→ Short task: Return every line of the data below that includes the string "Resume".

→ Raw records:
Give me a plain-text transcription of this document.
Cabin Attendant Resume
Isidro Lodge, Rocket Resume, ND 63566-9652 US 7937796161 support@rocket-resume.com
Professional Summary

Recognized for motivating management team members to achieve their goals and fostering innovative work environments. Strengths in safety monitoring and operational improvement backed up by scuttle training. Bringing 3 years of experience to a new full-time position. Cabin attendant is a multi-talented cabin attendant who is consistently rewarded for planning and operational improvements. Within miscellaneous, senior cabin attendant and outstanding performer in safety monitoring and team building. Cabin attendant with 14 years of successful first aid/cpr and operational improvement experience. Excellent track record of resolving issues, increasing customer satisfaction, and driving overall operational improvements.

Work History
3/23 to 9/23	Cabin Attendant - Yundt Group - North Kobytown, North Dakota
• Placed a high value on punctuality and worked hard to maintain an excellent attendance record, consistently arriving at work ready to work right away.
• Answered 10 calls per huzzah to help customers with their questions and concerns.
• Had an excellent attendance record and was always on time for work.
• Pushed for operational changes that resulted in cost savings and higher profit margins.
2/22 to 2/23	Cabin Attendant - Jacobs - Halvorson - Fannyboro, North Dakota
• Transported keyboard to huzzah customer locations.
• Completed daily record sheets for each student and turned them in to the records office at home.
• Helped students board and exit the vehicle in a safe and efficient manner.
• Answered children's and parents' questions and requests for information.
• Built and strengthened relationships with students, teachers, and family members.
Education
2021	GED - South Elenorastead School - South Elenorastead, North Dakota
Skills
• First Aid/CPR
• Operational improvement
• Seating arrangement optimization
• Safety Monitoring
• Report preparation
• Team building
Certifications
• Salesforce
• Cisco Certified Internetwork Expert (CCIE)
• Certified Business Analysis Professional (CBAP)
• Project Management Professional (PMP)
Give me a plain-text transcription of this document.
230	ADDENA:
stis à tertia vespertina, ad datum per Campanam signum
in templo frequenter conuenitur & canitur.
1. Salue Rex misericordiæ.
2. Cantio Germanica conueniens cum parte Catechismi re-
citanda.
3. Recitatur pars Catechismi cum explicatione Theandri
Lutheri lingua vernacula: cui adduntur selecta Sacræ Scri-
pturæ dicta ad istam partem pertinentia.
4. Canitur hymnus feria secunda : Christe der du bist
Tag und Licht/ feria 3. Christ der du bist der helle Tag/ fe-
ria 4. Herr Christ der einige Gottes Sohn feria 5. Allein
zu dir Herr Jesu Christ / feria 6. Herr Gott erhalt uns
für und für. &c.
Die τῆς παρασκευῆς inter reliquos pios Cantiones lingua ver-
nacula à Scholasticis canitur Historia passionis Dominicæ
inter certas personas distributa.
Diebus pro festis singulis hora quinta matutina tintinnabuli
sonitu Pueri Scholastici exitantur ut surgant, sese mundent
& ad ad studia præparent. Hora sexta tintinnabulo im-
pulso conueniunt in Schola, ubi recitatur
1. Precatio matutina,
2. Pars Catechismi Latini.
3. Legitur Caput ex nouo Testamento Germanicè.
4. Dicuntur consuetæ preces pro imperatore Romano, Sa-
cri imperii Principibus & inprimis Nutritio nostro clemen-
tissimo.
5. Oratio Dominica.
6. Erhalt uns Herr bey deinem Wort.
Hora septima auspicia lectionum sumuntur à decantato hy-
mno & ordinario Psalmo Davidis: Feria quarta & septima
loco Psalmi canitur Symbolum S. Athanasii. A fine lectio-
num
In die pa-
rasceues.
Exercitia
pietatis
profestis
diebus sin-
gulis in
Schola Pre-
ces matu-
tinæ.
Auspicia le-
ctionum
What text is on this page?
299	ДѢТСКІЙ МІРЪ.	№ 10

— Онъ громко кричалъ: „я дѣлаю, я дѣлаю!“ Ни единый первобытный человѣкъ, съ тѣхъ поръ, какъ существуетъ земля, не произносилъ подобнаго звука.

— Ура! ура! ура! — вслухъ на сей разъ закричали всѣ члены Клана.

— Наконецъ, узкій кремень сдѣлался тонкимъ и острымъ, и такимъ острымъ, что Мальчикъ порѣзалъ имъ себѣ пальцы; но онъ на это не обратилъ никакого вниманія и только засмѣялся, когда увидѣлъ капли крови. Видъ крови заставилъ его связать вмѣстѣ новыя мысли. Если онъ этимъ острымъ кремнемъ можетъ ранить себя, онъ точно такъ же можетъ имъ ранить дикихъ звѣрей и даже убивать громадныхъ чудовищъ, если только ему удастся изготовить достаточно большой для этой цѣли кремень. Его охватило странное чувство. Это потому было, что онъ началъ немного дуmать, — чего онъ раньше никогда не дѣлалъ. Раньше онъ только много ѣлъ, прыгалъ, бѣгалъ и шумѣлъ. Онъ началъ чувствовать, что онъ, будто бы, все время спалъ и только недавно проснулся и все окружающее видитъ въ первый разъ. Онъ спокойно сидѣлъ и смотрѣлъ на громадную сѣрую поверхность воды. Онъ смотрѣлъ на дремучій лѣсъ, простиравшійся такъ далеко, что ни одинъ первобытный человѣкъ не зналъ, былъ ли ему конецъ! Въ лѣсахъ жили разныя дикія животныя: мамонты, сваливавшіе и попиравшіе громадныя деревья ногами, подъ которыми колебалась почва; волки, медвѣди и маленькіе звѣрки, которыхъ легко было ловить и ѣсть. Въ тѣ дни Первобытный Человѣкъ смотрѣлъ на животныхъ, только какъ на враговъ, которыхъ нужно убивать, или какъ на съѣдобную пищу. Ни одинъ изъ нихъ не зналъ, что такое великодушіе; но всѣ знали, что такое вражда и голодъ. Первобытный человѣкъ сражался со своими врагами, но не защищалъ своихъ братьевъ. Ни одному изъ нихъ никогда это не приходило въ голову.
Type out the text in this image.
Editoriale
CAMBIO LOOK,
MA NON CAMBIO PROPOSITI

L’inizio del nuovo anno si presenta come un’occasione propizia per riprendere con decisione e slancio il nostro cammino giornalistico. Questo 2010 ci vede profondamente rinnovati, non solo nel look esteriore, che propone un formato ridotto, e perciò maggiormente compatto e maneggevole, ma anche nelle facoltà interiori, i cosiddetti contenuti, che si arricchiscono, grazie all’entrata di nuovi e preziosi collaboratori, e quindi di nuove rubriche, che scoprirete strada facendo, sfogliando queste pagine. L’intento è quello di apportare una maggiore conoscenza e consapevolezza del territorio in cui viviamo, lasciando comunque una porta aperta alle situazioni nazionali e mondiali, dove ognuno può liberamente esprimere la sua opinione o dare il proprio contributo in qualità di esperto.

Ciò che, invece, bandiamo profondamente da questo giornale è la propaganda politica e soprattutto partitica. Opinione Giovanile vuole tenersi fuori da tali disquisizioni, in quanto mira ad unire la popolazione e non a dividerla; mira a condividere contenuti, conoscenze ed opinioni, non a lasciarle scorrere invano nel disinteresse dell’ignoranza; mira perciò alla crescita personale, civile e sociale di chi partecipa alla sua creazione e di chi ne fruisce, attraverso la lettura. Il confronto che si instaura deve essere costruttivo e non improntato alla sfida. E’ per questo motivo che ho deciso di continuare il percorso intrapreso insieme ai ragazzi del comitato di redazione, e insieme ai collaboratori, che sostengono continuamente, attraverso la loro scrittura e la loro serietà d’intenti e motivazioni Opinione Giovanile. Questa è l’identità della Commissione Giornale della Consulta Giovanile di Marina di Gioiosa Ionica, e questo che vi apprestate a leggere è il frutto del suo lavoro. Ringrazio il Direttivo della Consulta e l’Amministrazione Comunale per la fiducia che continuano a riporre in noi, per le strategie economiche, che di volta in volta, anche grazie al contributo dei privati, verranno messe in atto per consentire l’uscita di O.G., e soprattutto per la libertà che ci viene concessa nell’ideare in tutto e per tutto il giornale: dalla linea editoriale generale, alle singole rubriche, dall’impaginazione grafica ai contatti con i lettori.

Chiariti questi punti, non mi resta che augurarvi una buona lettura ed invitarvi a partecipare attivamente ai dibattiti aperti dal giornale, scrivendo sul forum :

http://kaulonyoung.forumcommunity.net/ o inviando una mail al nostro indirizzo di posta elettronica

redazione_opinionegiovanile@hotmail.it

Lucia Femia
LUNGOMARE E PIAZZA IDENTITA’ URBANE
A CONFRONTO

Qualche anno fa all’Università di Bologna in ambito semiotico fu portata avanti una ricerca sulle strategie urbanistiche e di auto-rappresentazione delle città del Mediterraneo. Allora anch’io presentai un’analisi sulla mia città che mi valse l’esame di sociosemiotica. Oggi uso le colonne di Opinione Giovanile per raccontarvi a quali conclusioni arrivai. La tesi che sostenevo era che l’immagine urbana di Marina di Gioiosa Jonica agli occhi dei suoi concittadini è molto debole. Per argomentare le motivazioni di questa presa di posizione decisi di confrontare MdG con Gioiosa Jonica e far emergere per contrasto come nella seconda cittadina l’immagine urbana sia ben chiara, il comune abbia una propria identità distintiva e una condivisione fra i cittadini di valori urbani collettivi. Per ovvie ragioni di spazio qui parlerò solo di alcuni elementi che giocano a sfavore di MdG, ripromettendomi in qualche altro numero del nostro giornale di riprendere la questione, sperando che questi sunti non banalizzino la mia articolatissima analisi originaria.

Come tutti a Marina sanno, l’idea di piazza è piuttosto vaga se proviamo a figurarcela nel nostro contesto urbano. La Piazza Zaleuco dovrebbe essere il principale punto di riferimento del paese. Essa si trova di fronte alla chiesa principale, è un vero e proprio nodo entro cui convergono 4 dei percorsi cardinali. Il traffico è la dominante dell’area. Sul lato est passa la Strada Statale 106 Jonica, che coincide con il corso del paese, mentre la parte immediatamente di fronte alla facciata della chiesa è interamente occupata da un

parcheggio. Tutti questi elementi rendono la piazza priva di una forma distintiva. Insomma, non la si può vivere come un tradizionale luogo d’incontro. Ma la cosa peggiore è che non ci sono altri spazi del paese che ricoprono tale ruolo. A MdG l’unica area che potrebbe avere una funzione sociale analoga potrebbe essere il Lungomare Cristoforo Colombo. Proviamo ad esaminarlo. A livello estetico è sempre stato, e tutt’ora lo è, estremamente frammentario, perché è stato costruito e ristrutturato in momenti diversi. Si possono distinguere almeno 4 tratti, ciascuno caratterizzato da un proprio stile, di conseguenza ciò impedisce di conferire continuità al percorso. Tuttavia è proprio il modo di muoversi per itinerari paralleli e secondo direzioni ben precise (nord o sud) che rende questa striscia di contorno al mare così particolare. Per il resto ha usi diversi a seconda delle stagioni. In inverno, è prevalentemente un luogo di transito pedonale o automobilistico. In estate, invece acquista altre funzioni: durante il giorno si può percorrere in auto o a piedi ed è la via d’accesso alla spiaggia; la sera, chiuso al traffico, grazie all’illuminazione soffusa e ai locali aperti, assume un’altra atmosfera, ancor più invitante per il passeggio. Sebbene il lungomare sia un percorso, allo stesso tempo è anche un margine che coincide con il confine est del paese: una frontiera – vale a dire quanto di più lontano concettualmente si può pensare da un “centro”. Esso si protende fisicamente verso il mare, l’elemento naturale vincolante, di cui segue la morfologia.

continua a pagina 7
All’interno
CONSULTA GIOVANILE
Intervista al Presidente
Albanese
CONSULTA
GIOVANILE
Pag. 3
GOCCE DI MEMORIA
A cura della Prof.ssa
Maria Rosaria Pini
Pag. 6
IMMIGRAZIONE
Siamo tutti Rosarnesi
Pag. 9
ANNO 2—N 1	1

→ Written response:
Cabin Attendant Resume
Isidro Lodge, Rocket Resume, ND 63566-9652 US 7937796161 support@rocket-resume.com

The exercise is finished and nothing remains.